= DATA TO PROCESS =

● ● ● ● ● ● ●

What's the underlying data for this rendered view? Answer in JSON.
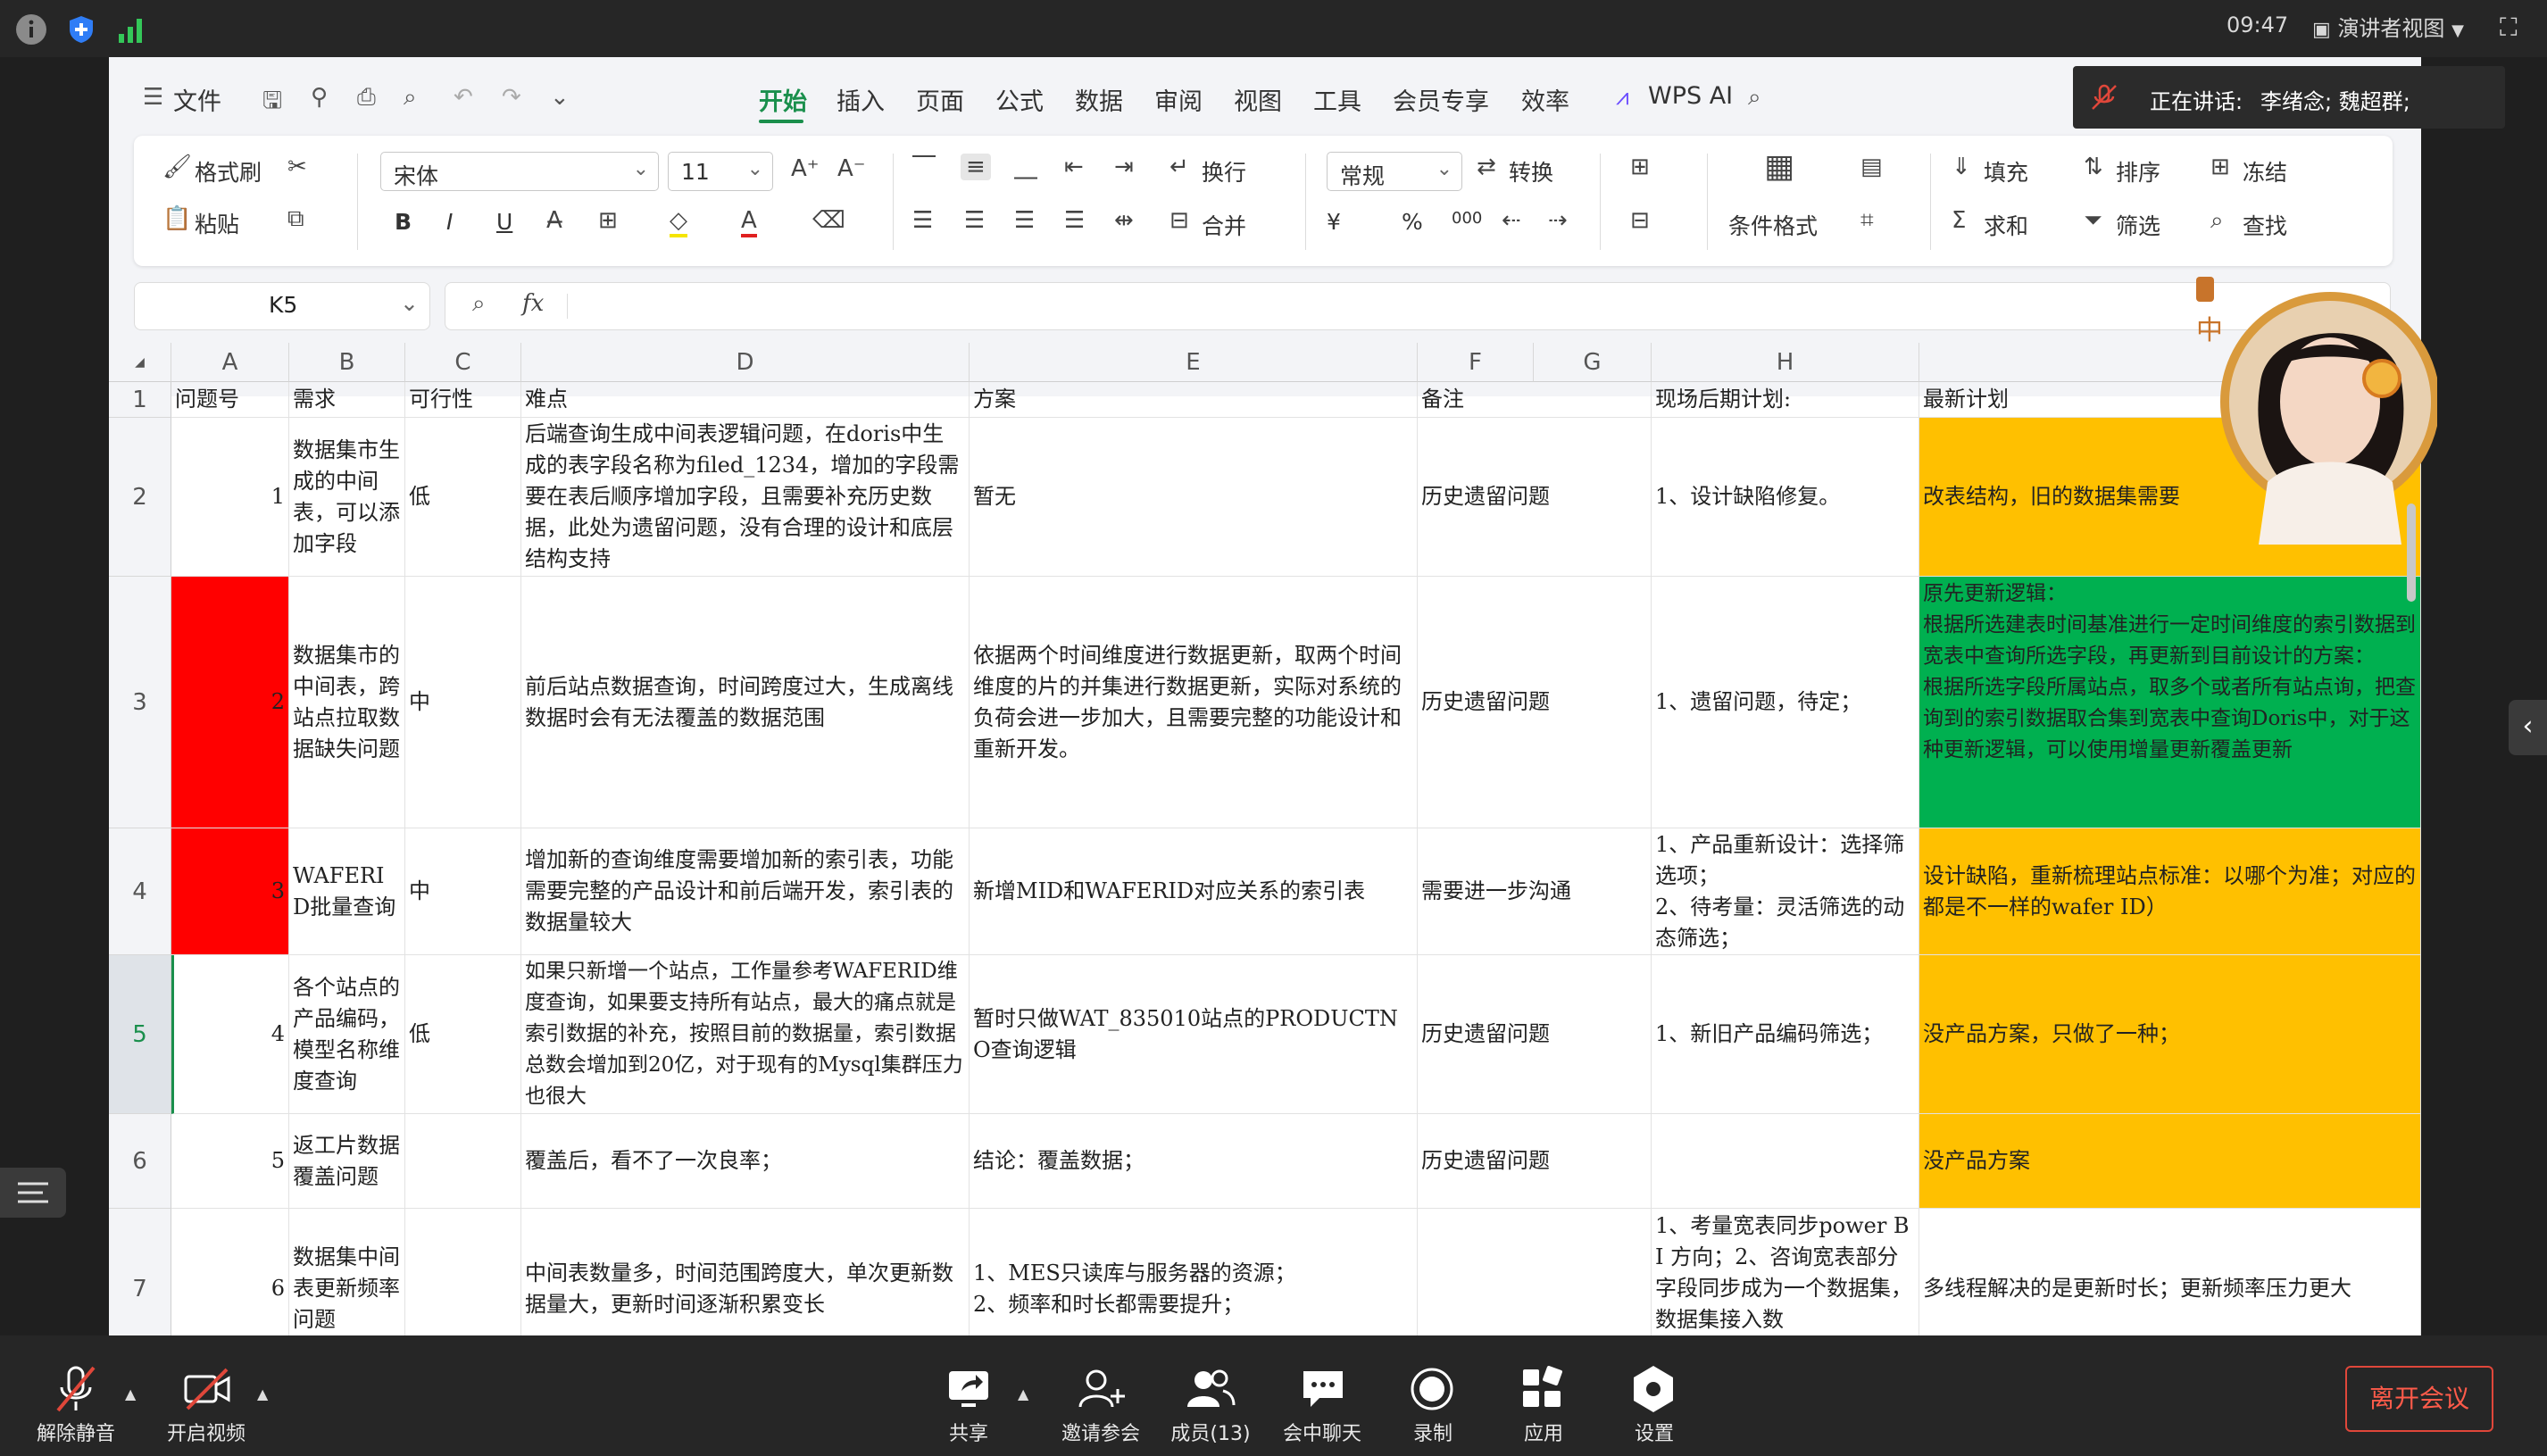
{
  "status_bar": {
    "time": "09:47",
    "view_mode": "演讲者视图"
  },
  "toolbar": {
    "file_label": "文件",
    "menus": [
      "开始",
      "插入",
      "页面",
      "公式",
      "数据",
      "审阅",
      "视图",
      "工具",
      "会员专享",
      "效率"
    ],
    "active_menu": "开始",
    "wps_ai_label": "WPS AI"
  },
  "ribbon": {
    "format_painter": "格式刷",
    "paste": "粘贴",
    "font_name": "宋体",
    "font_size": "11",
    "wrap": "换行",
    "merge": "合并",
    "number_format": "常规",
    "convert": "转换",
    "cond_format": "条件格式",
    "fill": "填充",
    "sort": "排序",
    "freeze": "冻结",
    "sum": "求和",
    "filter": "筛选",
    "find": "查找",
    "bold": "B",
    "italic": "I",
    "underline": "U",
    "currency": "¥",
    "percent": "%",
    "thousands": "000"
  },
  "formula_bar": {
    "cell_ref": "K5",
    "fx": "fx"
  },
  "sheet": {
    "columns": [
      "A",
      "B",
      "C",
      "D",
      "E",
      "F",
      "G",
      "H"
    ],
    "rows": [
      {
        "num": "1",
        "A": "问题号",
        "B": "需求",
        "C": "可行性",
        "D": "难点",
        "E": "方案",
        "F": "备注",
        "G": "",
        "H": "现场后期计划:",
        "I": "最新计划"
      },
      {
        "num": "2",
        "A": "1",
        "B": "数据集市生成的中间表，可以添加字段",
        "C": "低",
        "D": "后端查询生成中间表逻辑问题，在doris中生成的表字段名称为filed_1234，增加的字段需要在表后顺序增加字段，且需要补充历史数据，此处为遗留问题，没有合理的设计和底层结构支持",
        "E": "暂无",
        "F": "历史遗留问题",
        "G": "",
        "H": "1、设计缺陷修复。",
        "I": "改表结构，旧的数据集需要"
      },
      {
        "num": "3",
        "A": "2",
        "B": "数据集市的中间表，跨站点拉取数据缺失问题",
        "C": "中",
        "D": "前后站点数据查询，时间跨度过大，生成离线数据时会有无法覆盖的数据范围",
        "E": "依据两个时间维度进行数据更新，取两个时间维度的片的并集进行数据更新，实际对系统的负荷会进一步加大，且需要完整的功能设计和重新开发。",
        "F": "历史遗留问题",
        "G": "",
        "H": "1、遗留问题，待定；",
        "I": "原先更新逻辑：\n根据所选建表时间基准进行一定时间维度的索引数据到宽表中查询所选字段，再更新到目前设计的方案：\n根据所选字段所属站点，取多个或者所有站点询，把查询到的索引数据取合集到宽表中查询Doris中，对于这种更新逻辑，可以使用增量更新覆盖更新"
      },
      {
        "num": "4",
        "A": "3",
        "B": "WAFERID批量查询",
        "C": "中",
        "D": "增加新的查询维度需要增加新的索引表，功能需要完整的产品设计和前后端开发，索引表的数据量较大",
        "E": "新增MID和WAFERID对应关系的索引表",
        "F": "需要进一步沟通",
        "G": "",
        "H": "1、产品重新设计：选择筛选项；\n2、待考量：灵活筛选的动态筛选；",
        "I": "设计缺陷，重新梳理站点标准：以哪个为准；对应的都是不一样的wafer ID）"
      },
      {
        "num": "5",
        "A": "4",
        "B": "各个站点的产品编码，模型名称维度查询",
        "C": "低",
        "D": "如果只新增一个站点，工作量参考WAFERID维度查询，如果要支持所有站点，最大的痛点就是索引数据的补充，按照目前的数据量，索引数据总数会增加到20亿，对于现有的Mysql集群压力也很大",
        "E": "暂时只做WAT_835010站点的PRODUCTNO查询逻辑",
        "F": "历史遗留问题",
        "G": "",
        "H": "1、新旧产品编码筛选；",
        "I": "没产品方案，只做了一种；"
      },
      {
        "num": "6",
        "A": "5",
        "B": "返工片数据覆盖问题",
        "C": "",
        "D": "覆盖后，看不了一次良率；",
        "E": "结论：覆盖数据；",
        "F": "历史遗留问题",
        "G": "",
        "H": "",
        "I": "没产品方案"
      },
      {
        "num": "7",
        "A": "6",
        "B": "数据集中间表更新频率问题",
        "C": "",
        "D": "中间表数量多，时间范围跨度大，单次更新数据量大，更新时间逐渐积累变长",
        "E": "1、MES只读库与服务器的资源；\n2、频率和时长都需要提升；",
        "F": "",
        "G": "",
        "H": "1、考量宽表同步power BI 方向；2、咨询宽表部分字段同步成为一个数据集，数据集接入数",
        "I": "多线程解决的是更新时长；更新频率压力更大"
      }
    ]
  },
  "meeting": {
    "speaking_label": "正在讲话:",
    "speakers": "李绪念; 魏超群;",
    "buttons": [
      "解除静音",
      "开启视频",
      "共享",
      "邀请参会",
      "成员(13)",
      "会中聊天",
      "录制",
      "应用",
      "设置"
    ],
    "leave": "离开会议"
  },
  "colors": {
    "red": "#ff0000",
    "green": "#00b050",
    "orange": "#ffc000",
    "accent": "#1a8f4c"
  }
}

● ● ● ● ● ● ●

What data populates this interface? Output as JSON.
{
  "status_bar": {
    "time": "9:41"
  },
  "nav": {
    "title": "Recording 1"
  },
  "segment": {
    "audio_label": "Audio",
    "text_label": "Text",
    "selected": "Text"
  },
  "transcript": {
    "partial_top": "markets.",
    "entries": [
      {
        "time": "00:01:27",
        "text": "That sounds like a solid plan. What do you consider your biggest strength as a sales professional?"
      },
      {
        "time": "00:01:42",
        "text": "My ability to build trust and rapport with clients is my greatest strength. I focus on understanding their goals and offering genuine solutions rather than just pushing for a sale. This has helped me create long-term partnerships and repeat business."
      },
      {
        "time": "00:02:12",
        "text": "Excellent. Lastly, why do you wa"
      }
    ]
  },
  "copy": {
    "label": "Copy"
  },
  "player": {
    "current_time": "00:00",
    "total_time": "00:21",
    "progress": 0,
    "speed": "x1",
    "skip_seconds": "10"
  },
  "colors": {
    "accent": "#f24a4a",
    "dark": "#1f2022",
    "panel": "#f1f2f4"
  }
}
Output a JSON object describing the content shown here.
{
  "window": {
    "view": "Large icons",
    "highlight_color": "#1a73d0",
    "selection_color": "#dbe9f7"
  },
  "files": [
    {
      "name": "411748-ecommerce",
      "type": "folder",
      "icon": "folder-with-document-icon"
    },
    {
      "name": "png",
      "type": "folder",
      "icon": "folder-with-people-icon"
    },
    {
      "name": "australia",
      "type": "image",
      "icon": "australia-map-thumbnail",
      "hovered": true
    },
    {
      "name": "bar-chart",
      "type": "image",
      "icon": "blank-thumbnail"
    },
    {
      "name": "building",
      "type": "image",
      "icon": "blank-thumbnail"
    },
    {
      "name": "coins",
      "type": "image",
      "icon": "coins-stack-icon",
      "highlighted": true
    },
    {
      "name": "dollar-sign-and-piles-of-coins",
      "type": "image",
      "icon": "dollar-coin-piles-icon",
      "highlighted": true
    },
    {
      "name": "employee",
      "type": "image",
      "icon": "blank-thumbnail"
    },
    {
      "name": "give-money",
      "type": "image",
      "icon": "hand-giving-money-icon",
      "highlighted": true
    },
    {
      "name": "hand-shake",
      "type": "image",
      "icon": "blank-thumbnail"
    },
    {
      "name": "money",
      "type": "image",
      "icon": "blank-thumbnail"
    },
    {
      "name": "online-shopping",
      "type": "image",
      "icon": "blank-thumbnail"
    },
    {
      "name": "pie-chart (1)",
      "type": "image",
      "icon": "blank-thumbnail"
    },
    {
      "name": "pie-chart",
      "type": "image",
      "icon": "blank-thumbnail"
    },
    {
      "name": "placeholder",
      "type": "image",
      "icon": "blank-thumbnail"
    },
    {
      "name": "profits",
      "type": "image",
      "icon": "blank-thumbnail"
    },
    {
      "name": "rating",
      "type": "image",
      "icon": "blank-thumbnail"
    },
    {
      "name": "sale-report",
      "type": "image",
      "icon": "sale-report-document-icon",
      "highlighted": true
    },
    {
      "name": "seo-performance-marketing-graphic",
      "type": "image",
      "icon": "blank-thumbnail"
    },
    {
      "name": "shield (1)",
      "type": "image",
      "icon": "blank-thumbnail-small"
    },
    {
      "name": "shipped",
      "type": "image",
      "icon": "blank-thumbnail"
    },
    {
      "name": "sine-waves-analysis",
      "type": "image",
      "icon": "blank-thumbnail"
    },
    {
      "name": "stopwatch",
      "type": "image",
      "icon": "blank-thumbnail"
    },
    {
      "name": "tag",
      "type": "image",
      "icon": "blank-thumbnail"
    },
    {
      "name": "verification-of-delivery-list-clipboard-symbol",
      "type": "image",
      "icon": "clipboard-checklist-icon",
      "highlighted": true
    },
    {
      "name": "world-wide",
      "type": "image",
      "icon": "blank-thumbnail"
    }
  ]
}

● ● ● ● ● ● ●

= JOB =
Go through the preceding material and copy each line that has the word "coins".

= RIGHT ANSWER =
      "name": "coins",
      "icon": "coins-stack-icon",
      "name": "dollar-sign-and-piles-of-coins",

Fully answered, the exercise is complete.